**Given problem**
Collect every line that includes the string "звуки".

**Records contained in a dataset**
--- BEGIN ---
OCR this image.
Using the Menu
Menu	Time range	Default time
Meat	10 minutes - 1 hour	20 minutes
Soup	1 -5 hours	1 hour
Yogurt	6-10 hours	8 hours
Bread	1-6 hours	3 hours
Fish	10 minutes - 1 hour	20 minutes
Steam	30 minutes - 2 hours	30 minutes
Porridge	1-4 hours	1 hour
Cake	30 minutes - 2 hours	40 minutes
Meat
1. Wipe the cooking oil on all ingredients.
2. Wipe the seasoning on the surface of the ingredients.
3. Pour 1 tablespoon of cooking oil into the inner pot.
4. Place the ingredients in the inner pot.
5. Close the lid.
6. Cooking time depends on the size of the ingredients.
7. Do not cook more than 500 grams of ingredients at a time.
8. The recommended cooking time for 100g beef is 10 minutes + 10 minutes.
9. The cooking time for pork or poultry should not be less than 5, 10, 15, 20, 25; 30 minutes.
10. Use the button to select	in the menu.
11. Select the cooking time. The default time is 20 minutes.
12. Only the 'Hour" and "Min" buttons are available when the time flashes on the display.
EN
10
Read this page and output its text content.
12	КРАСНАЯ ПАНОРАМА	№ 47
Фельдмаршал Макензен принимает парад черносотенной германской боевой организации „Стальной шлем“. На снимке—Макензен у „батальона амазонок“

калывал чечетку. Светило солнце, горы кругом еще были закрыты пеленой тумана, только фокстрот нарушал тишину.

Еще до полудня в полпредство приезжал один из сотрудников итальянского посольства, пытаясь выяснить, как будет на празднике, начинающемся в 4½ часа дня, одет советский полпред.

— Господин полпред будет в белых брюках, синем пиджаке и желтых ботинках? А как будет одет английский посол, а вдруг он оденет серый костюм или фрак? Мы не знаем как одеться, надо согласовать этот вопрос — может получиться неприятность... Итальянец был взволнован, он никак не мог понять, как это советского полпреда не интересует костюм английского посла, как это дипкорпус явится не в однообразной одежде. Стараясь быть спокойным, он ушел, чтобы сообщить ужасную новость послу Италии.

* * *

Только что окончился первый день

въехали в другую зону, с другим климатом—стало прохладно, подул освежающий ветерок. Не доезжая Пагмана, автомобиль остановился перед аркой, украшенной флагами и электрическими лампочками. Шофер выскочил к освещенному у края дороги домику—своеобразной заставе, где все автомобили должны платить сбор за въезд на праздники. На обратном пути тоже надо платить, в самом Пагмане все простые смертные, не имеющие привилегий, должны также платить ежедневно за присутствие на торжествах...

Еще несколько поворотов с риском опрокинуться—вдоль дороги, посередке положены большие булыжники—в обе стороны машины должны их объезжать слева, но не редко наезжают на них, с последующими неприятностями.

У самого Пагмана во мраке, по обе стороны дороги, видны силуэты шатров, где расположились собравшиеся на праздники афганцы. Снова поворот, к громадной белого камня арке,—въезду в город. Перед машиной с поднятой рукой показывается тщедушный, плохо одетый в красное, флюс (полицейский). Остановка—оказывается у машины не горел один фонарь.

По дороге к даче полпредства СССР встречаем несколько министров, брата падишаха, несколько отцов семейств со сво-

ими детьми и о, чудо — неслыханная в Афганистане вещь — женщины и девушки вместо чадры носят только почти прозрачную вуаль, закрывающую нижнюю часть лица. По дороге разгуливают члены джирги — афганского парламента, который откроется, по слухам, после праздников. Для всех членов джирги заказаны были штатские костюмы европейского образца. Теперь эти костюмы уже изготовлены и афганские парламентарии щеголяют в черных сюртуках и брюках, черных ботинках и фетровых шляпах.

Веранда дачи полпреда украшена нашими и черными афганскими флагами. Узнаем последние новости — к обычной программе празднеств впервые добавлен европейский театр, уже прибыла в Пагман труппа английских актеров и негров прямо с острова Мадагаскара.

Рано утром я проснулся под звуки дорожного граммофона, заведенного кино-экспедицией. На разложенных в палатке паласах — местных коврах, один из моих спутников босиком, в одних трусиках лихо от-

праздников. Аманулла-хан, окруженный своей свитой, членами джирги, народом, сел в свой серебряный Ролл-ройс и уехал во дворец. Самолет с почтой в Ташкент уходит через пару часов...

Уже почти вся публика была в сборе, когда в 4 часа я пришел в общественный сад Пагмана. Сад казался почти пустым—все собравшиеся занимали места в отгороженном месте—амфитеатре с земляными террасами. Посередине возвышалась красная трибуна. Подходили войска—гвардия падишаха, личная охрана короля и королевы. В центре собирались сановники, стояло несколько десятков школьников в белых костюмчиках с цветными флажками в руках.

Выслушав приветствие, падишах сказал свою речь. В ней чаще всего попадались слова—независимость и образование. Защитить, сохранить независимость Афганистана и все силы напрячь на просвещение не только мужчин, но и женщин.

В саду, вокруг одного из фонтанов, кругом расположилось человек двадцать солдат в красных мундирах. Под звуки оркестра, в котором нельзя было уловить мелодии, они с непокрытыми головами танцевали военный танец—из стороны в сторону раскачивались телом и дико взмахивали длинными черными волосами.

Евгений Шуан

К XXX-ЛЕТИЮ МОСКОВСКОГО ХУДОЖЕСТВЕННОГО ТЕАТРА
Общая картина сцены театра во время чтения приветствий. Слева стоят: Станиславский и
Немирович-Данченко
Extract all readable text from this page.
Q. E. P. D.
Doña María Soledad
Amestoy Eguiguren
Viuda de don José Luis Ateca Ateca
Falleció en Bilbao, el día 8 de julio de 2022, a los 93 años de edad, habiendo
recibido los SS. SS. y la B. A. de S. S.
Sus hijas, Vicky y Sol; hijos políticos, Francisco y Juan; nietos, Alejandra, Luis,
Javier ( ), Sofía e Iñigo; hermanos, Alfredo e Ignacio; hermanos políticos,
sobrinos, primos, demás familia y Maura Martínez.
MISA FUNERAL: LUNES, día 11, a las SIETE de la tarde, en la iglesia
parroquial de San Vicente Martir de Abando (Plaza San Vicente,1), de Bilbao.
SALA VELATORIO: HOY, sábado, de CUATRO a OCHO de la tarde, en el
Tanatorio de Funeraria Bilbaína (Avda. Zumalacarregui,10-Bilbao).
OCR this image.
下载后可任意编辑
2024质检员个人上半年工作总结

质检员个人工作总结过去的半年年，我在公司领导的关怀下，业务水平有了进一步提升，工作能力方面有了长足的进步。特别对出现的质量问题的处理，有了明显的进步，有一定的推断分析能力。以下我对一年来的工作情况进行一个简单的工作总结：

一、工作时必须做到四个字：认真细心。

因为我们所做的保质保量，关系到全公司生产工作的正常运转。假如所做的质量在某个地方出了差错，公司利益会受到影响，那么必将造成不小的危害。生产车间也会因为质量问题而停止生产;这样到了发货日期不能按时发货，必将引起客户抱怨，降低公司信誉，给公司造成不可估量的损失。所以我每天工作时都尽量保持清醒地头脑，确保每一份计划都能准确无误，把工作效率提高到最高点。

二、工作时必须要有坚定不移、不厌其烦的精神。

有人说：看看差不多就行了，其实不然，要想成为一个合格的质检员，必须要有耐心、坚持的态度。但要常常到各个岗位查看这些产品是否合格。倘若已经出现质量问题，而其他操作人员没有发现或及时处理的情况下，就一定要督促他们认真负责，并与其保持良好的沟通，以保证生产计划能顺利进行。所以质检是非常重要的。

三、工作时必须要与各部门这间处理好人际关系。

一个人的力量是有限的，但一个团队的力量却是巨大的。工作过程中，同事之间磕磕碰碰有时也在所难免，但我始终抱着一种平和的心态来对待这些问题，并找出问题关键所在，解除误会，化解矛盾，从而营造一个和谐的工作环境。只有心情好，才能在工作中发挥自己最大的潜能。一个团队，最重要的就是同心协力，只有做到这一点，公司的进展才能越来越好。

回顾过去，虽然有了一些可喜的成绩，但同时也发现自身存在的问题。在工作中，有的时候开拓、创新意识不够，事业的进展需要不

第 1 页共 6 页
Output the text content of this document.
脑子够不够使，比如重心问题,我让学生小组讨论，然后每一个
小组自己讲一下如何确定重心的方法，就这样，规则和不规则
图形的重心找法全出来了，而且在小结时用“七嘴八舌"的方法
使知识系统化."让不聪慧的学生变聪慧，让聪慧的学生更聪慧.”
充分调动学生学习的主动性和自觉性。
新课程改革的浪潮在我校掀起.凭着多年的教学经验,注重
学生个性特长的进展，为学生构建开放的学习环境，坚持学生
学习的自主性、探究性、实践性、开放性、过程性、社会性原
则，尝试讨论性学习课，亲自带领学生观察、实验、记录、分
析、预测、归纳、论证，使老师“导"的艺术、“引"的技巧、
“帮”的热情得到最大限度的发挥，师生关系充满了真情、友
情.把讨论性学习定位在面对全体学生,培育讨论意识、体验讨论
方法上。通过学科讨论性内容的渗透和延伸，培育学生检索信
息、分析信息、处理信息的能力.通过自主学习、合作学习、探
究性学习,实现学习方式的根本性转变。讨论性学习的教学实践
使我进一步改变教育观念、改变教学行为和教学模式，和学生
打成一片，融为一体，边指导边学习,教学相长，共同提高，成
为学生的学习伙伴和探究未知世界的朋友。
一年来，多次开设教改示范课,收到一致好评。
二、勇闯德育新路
--- END ---
**Expected answer**
Рано утром я проснулся под звуки дорожного граммофона, заведенного кино-экспедицией. На разложенных в палатке паласах — местных коврах, один из моих спутников босиком, в одних трусиках лихо от-
В саду, вокруг одного из фонтанов, кругом расположилось человек двадцать солдат в красных мундирах. Под звуки оркестра, в котором нельзя было уловить мелодии, они с непокрытыми головами танцевали военный танец—из стороны в сторону раскачивались телом и дико взмахивали длинными черными волосами.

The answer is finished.